=== Exercise data ===
----

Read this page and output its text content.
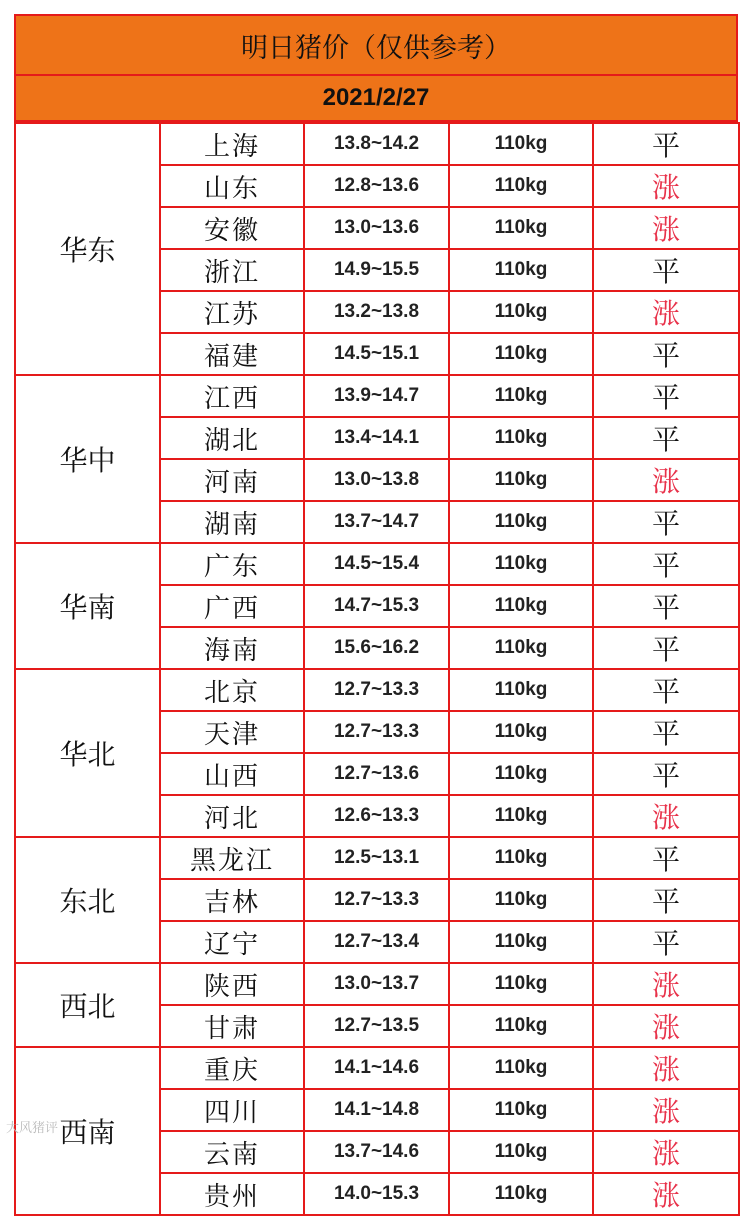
明日猪价（仅供参考）
2021/2/27
华东	上海	13.8~14.2	110kg	平
	山东	12.8~13.6	110kg	涨
	安徽	13.0~13.6	110kg	涨
	浙江	14.9~15.5	110kg	平
	江苏	13.2~13.8	110kg	涨
	福建	14.5~15.1	110kg	平
华中	江西	13.9~14.7	110kg	平
	湖北	13.4~14.1	110kg	平
	河南	13.0~13.8	110kg	涨
	湖南	13.7~14.7	110kg	平
华南	广东	14.5~15.4	110kg	平
	广西	14.7~15.3	110kg	平
	海南	15.6~16.2	110kg	平
华北	北京	12.7~13.3	110kg	平
	天津	12.7~13.3	110kg	平
	山西	12.7~13.6	110kg	平
	河北	12.6~13.3	110kg	涨
东北	黑龙江	12.5~13.1	110kg	平
	吉林	12.7~13.3	110kg	平
	辽宁	12.7~13.4	110kg	平
西北	陕西	13.0~13.7	110kg	涨
	甘肃	12.7~13.5	110kg	涨
西南	重庆	14.1~14.6	110kg	涨
	四川	14.1~14.8	110kg	涨
	云南	13.7~14.6	110kg	涨
	贵州	14.0~15.3	110kg	涨
大风猪评
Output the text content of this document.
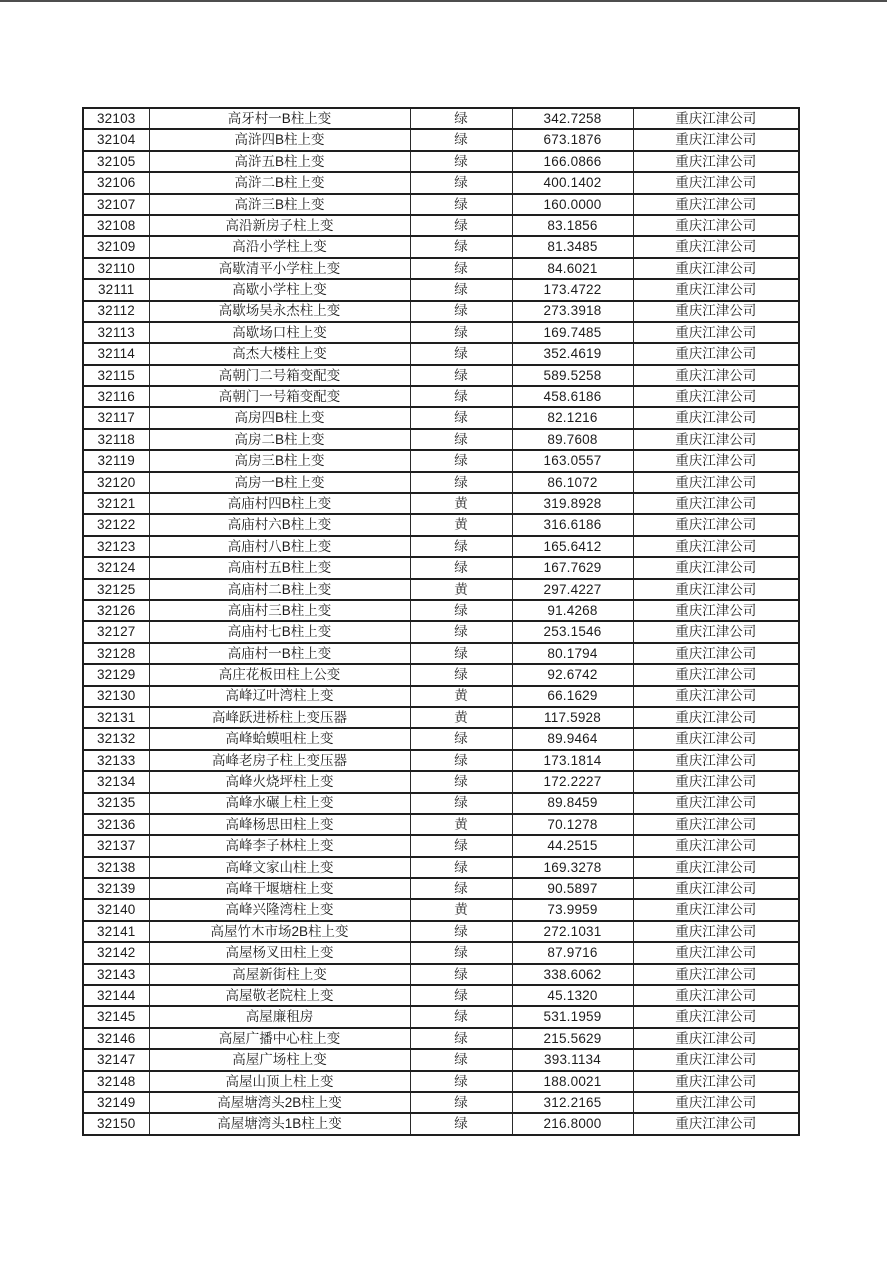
32103	高牙村一B柱上变	绿	342.7258	重庆江津公司
32104	高浒四B柱上变	绿	673.1876	重庆江津公司
32105	高浒五B柱上变	绿	166.0866	重庆江津公司
32106	高浒二B柱上变	绿	400.1402	重庆江津公司
32107	高浒三B柱上变	绿	160.0000	重庆江津公司
32108	高沿新房子柱上变	绿	83.1856	重庆江津公司
32109	高沿小学柱上变	绿	81.3485	重庆江津公司
32110	高歇清平小学柱上变	绿	84.6021	重庆江津公司
32111	高歇小学柱上变	绿	173.4722	重庆江津公司
32112	高歇场吴永杰柱上变	绿	273.3918	重庆江津公司
32113	高歇场口柱上变	绿	169.7485	重庆江津公司
32114	高杰大楼柱上变	绿	352.4619	重庆江津公司
32115	高朝门二号箱变配变	绿	589.5258	重庆江津公司
32116	高朝门一号箱变配变	绿	458.6186	重庆江津公司
32117	高房四B柱上变	绿	82.1216	重庆江津公司
32118	高房二B柱上变	绿	89.7608	重庆江津公司
32119	高房三B柱上变	绿	163.0557	重庆江津公司
32120	高房一B柱上变	绿	86.1072	重庆江津公司
32121	高庙村四B柱上变	黄	319.8928	重庆江津公司
32122	高庙村六B柱上变	黄	316.6186	重庆江津公司
32123	高庙村八B柱上变	绿	165.6412	重庆江津公司
32124	高庙村五B柱上变	绿	167.7629	重庆江津公司
32125	高庙村二B柱上变	黄	297.4227	重庆江津公司
32126	高庙村三B柱上变	绿	91.4268	重庆江津公司
32127	高庙村七B柱上变	绿	253.1546	重庆江津公司
32128	高庙村一B柱上变	绿	80.1794	重庆江津公司
32129	高庄花板田柱上公变	绿	92.6742	重庆江津公司
32130	高峰辽叶湾柱上变	黄	66.1629	重庆江津公司
32131	高峰跃进桥柱上变压器	黄	117.5928	重庆江津公司
32132	高峰蛤蟆咀柱上变	绿	89.9464	重庆江津公司
32133	高峰老房子柱上变压器	绿	173.1814	重庆江津公司
32134	高峰火烧坪柱上变	绿	172.2227	重庆江津公司
32135	高峰水碾上柱上变	绿	89.8459	重庆江津公司
32136	高峰杨思田柱上变	黄	70.1278	重庆江津公司
32137	高峰李子林柱上变	绿	44.2515	重庆江津公司
32138	高峰文家山柱上变	绿	169.3278	重庆江津公司
32139	高峰干堰塘柱上变	绿	90.5897	重庆江津公司
32140	高峰兴隆湾柱上变	黄	73.9959	重庆江津公司
32141	高屋竹木市场2B柱上变	绿	272.1031	重庆江津公司
32142	高屋杨叉田柱上变	绿	87.9716	重庆江津公司
32143	高屋新街柱上变	绿	338.6062	重庆江津公司
32144	高屋敬老院柱上变	绿	45.1320	重庆江津公司
32145	高屋廉租房	绿	531.1959	重庆江津公司
32146	高屋广播中心柱上变	绿	215.5629	重庆江津公司
32147	高屋广场柱上变	绿	393.1134	重庆江津公司
32148	高屋山顶上柱上变	绿	188.0021	重庆江津公司
32149	高屋塘湾头2B柱上变	绿	312.2165	重庆江津公司
32150	高屋塘湾头1B柱上变	绿	216.8000	重庆江津公司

----

=== Work instructions ===
From the entries above, copy every line where the word "content" shows up.

=== Full output ===
Read this page and output its text content.
Output the text content of this document.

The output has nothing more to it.